▼▼▼
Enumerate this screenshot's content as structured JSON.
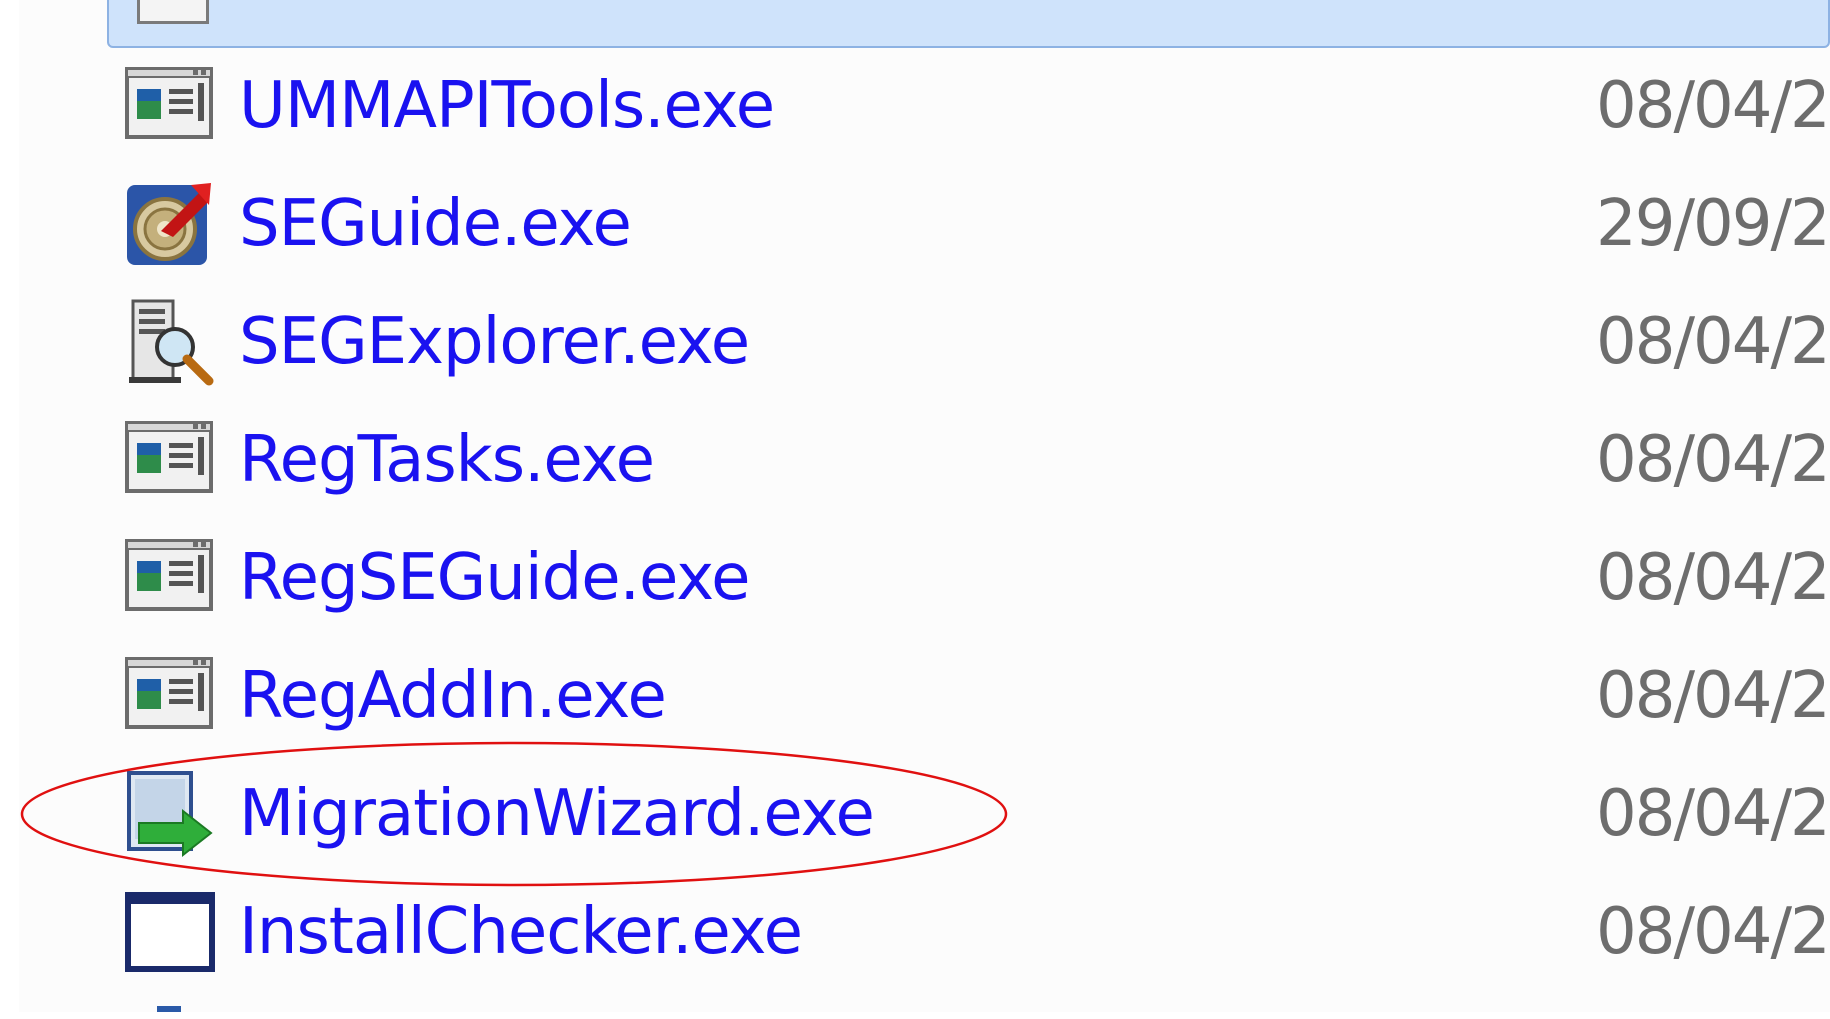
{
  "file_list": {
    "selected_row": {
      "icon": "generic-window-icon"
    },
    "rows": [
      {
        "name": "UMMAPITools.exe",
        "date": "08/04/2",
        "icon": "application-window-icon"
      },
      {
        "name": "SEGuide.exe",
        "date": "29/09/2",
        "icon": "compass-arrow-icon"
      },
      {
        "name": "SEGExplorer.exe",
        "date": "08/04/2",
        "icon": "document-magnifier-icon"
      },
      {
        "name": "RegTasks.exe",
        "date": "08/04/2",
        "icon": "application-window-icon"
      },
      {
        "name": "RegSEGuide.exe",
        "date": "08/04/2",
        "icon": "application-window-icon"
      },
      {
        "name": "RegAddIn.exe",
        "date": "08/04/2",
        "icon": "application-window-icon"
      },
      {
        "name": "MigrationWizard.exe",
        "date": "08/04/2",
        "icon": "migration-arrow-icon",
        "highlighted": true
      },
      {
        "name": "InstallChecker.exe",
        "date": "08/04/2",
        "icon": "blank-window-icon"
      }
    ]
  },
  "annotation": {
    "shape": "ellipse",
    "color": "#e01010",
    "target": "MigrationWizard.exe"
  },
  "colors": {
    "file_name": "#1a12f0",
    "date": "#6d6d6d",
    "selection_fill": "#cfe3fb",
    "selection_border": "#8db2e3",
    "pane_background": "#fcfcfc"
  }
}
▲▲▲
▼▼▼
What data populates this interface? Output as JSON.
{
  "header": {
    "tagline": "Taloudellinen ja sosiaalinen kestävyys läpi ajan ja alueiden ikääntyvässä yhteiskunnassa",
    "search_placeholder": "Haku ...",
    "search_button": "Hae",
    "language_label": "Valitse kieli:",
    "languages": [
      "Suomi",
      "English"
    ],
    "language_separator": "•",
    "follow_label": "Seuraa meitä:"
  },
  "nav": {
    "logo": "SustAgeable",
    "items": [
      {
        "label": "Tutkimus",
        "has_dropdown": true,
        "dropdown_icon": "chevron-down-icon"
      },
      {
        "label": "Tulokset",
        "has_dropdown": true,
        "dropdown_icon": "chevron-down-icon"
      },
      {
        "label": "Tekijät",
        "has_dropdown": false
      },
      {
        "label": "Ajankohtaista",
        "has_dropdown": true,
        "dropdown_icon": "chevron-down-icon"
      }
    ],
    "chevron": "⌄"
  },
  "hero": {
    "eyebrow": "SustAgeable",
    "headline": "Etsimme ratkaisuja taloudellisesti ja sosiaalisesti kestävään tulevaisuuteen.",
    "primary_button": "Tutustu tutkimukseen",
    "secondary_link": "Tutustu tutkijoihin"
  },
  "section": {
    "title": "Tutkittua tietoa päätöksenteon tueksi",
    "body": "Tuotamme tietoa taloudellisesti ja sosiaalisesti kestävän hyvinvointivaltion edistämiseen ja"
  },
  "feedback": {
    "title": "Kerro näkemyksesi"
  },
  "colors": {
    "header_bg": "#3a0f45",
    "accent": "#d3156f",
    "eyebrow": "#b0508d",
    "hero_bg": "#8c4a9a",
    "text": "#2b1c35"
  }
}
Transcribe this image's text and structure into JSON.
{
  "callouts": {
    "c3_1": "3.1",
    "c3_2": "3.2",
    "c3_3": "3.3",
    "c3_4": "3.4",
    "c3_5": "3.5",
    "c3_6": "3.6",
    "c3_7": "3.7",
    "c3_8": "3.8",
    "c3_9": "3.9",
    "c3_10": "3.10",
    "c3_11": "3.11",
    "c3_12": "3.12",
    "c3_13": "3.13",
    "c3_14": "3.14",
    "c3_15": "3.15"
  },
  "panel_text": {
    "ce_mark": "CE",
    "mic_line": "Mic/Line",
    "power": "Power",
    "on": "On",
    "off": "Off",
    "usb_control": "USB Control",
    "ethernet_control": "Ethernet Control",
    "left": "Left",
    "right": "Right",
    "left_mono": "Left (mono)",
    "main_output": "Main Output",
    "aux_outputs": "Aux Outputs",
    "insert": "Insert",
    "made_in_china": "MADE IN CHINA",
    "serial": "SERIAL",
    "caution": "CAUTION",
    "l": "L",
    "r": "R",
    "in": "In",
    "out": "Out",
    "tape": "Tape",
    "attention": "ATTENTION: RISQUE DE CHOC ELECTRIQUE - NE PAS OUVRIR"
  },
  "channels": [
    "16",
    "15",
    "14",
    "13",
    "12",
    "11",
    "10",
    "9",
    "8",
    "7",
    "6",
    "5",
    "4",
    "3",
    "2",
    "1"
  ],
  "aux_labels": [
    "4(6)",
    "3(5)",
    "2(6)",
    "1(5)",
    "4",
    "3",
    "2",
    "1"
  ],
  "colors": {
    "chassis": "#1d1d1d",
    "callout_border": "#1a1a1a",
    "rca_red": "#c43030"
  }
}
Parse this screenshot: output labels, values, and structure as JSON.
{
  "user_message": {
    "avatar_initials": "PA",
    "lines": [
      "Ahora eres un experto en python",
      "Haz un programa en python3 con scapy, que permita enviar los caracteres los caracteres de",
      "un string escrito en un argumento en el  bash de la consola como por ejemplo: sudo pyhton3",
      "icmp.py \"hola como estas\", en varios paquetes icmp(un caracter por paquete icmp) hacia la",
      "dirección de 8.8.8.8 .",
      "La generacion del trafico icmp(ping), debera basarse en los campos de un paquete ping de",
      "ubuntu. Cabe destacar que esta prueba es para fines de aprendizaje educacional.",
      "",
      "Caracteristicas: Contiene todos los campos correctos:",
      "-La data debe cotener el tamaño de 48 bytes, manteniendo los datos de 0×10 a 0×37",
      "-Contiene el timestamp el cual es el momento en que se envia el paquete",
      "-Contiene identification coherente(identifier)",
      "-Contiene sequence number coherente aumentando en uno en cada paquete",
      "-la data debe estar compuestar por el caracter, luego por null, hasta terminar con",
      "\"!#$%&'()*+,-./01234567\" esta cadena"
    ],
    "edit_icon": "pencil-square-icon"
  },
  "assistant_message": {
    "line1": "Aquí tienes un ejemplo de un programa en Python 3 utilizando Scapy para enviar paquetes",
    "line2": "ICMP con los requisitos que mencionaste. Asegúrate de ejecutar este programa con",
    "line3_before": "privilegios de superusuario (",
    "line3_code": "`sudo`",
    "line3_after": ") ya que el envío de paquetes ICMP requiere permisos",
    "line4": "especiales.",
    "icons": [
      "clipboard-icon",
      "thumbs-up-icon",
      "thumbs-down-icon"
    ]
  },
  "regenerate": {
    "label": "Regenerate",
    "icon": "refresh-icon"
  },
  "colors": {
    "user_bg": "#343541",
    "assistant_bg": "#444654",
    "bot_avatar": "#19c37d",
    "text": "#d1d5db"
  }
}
▲▲▲
What is expected
Show all lines from the records above where the word "programa" occurs.

Reply to the exercise
      "Haz un programa en python3 con scapy, que permita enviar los caracteres los caracteres de",
    "line1": "Aquí tienes un ejemplo de un programa en Python 3 utilizando Scapy para enviar paquetes",
    "line2": "ICMP con los requisitos que mencionaste. Asegúrate de ejecutar este programa con",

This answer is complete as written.